**Task details:** Single out the lines of the material that contain "pull" and copy them.

----

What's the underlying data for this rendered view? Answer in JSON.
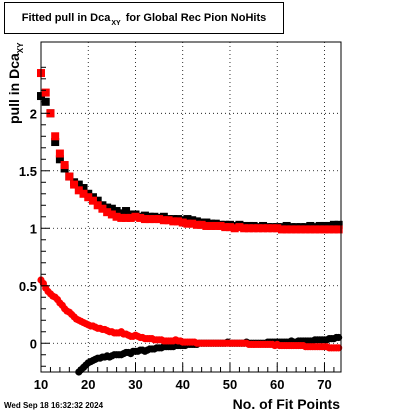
{
  "title": {
    "prefix": "Fitted pull in Dca",
    "subscript": "XY",
    "suffix": "for Global Rec Pion NoHits"
  },
  "ylabel": {
    "main": "pull in Dca",
    "subscript": "XY"
  },
  "xlabel": "No. of Fit Points",
  "datestamp": "Wed Sep 18 16:32:32 2024",
  "colors": {
    "series_black": "#000000",
    "series_red": "#ff0000",
    "grid": "#000000",
    "frame": "#000000"
  },
  "chart_data": {
    "type": "scatter",
    "xlim": [
      10,
      73.5
    ],
    "ylim": [
      -0.25,
      2.62
    ],
    "xticks": [
      10,
      20,
      30,
      40,
      50,
      60,
      70
    ],
    "yticks": [
      0,
      0.5,
      1,
      1.5,
      2
    ],
    "ytick_labels": [
      "0",
      "0.5",
      "1",
      "1.5",
      "2"
    ],
    "grid": true,
    "series": [
      {
        "color": "#000000",
        "marker": "square",
        "x": [
          10,
          11,
          12,
          13,
          14,
          15,
          16,
          17,
          18,
          19,
          20,
          21,
          22,
          23,
          24,
          25,
          26,
          27,
          28,
          29,
          30,
          31,
          32,
          33,
          34,
          35,
          36,
          37,
          38,
          39,
          40,
          41,
          42,
          43,
          44,
          45,
          46,
          47,
          48,
          49,
          50,
          51,
          52,
          53,
          54,
          55,
          56,
          57,
          58,
          59,
          60,
          61,
          62,
          63,
          64,
          65,
          66,
          67,
          68,
          69,
          70,
          71,
          72,
          73
        ],
        "y": [
          2.15,
          2.1,
          2.0,
          1.75,
          1.6,
          1.52,
          1.45,
          1.4,
          1.38,
          1.35,
          1.3,
          1.27,
          1.24,
          1.2,
          1.18,
          1.17,
          1.15,
          1.13,
          1.15,
          1.12,
          1.12,
          1.1,
          1.11,
          1.1,
          1.1,
          1.09,
          1.1,
          1.08,
          1.08,
          1.08,
          1.07,
          1.08,
          1.07,
          1.06,
          1.05,
          1.05,
          1.04,
          1.04,
          1.03,
          1.03,
          1.03,
          1.02,
          1.03,
          1.02,
          1.02,
          1.02,
          1.01,
          1.02,
          1.01,
          1.01,
          1.01,
          1.01,
          1.02,
          1.01,
          1.01,
          1.01,
          1.01,
          1.02,
          1.01,
          1.02,
          1.02,
          1.02,
          1.03,
          1.03
        ]
      },
      {
        "color": "#ff0000",
        "marker": "square",
        "x": [
          10,
          11,
          12,
          13,
          14,
          15,
          16,
          17,
          18,
          19,
          20,
          21,
          22,
          23,
          24,
          25,
          26,
          27,
          28,
          29,
          30,
          31,
          32,
          33,
          34,
          35,
          36,
          37,
          38,
          39,
          40,
          41,
          42,
          43,
          44,
          45,
          46,
          47,
          48,
          49,
          50,
          51,
          52,
          53,
          54,
          55,
          56,
          57,
          58,
          59,
          60,
          61,
          62,
          63,
          64,
          65,
          66,
          67,
          68,
          69,
          70,
          71,
          72,
          73
        ],
        "y": [
          2.35,
          2.18,
          2.0,
          1.8,
          1.65,
          1.55,
          1.45,
          1.38,
          1.33,
          1.3,
          1.27,
          1.24,
          1.2,
          1.17,
          1.14,
          1.12,
          1.1,
          1.09,
          1.09,
          1.09,
          1.1,
          1.09,
          1.08,
          1.08,
          1.08,
          1.08,
          1.07,
          1.07,
          1.06,
          1.06,
          1.05,
          1.04,
          1.04,
          1.03,
          1.03,
          1.02,
          1.02,
          1.02,
          1.02,
          1.01,
          1.01,
          1.0,
          1.01,
          1.0,
          1.0,
          1.0,
          1.0,
          1.0,
          1.0,
          1.0,
          1.0,
          0.99,
          0.99,
          0.99,
          0.99,
          0.99,
          0.99,
          0.99,
          0.99,
          0.99,
          0.99,
          0.99,
          0.99,
          0.99
        ]
      },
      {
        "color": "#000000",
        "marker": "circle",
        "x": [
          18,
          18.5,
          19,
          19.5,
          20,
          20.5,
          21,
          21.5,
          22,
          22.5,
          23,
          23.5,
          24,
          24.5,
          25,
          25.5,
          26,
          26.5,
          27,
          27.5,
          28,
          28.5,
          29,
          29.5,
          30,
          30.5,
          31,
          31.5,
          32,
          32.5,
          33,
          33.5,
          34,
          34.5,
          35,
          35.5,
          36,
          36.5,
          37,
          37.5,
          38,
          38.5,
          39,
          39.5,
          40,
          40.5,
          41,
          41.5,
          42,
          42.5,
          43,
          43.5,
          44,
          44.5,
          45,
          45.5,
          46,
          46.5,
          47,
          47.5,
          48,
          48.5,
          49,
          49.5,
          50,
          50.5,
          51,
          51.5,
          52,
          52.5,
          53,
          53.5,
          54,
          54.5,
          55,
          55.5,
          56,
          56.5,
          57,
          57.5,
          58,
          58.5,
          59,
          59.5,
          60,
          60.5,
          61,
          61.5,
          62,
          62.5,
          63,
          63.5,
          64,
          64.5,
          65,
          65.5,
          66,
          66.5,
          67,
          67.5,
          68,
          68.5,
          69,
          69.5,
          70,
          70.5,
          71,
          71.5,
          72,
          72.5,
          73
        ],
        "y": [
          -0.25,
          -0.23,
          -0.21,
          -0.19,
          -0.17,
          -0.16,
          -0.15,
          -0.14,
          -0.13,
          -0.13,
          -0.12,
          -0.12,
          -0.11,
          -0.12,
          -0.11,
          -0.1,
          -0.1,
          -0.1,
          -0.1,
          -0.09,
          -0.08,
          -0.08,
          -0.09,
          -0.07,
          -0.07,
          -0.07,
          -0.06,
          -0.06,
          -0.07,
          -0.06,
          -0.05,
          -0.05,
          -0.05,
          -0.04,
          -0.04,
          -0.04,
          -0.03,
          -0.03,
          -0.03,
          -0.03,
          -0.03,
          -0.02,
          -0.02,
          -0.02,
          -0.02,
          -0.02,
          -0.01,
          -0.01,
          -0.01,
          -0.01,
          -0.01,
          0.0,
          0.0,
          0.0,
          0.0,
          0.0,
          0.0,
          0.0,
          0.0,
          0.0,
          0.0,
          0.0,
          0.0,
          0.01,
          0.0,
          0.0,
          0.0,
          0.0,
          0.0,
          0.0,
          0.0,
          0.01,
          0.0,
          0.0,
          0.0,
          0.0,
          0.0,
          0.0,
          0.0,
          0.0,
          0.01,
          0.01,
          0.01,
          0.01,
          0.01,
          0.01,
          0.01,
          0.01,
          0.01,
          0.01,
          0.02,
          0.01,
          0.01,
          0.02,
          0.02,
          0.02,
          0.02,
          0.02,
          0.02,
          0.02,
          0.03,
          0.03,
          0.03,
          0.03,
          0.03,
          0.03,
          0.04,
          0.04,
          0.04,
          0.05,
          0.05
        ]
      },
      {
        "color": "#ff0000",
        "marker": "circle",
        "x": [
          10,
          10.5,
          11,
          11.5,
          12,
          12.5,
          13,
          13.5,
          14,
          14.5,
          15,
          15.5,
          16,
          16.5,
          17,
          17.5,
          18,
          18.5,
          19,
          19.5,
          20,
          20.5,
          21,
          21.5,
          22,
          22.5,
          23,
          23.5,
          24,
          24.5,
          25,
          25.5,
          26,
          26.5,
          27,
          27.5,
          28,
          28.5,
          29,
          29.5,
          30,
          30.5,
          31,
          31.5,
          32,
          32.5,
          33,
          33.5,
          34,
          34.5,
          35,
          35.5,
          36,
          36.5,
          37,
          37.5,
          38,
          38.5,
          39,
          39.5,
          40,
          40.5,
          41,
          41.5,
          42,
          42.5,
          43,
          43.5,
          44,
          44.5,
          45,
          45.5,
          46,
          46.5,
          47,
          47.5,
          48,
          48.5,
          49,
          49.5,
          50,
          50.5,
          51,
          51.5,
          52,
          52.5,
          53,
          53.5,
          54,
          54.5,
          55,
          55.5,
          56,
          56.5,
          57,
          57.5,
          58,
          58.5,
          59,
          59.5,
          60,
          60.5,
          61,
          61.5,
          62,
          62.5,
          63,
          63.5,
          64,
          64.5,
          65,
          65.5,
          66,
          66.5,
          67,
          67.5,
          68,
          68.5,
          69,
          69.5,
          70,
          70.5,
          71,
          71.5,
          72,
          72.5,
          73
        ],
        "y": [
          0.55,
          0.52,
          0.48,
          0.45,
          0.43,
          0.41,
          0.4,
          0.38,
          0.35,
          0.33,
          0.3,
          0.28,
          0.27,
          0.25,
          0.23,
          0.21,
          0.2,
          0.19,
          0.18,
          0.17,
          0.16,
          0.15,
          0.15,
          0.14,
          0.13,
          0.13,
          0.12,
          0.12,
          0.11,
          0.1,
          0.1,
          0.09,
          0.09,
          0.09,
          0.1,
          0.08,
          0.08,
          0.07,
          0.06,
          0.06,
          0.07,
          0.06,
          0.05,
          0.05,
          0.04,
          0.04,
          0.04,
          0.04,
          0.03,
          0.03,
          0.03,
          0.03,
          0.02,
          0.02,
          0.02,
          0.02,
          0.02,
          0.03,
          0.02,
          0.02,
          0.01,
          0.01,
          0.01,
          0.01,
          0.01,
          0.01,
          0.0,
          0.0,
          0.0,
          0.0,
          0.0,
          0.0,
          0.0,
          0.0,
          0.0,
          0.0,
          0.0,
          0.0,
          0.0,
          0.0,
          0.0,
          0.0,
          0.0,
          0.0,
          0.0,
          0.0,
          0.0,
          0.0,
          -0.01,
          -0.01,
          -0.01,
          -0.01,
          -0.01,
          -0.01,
          -0.01,
          -0.01,
          -0.01,
          -0.01,
          -0.01,
          -0.02,
          -0.01,
          -0.02,
          -0.02,
          -0.02,
          -0.02,
          -0.02,
          -0.02,
          -0.02,
          -0.02,
          -0.02,
          -0.02,
          -0.02,
          -0.03,
          -0.03,
          -0.03,
          -0.03,
          -0.03,
          -0.03,
          -0.03,
          -0.03,
          -0.03,
          -0.03,
          -0.04,
          -0.04,
          -0.04,
          -0.04,
          -0.04
        ]
      }
    ]
  }
}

----

**Final result:**
    "prefix": "Fitted pull in Dca",
    "main": "pull in Dca",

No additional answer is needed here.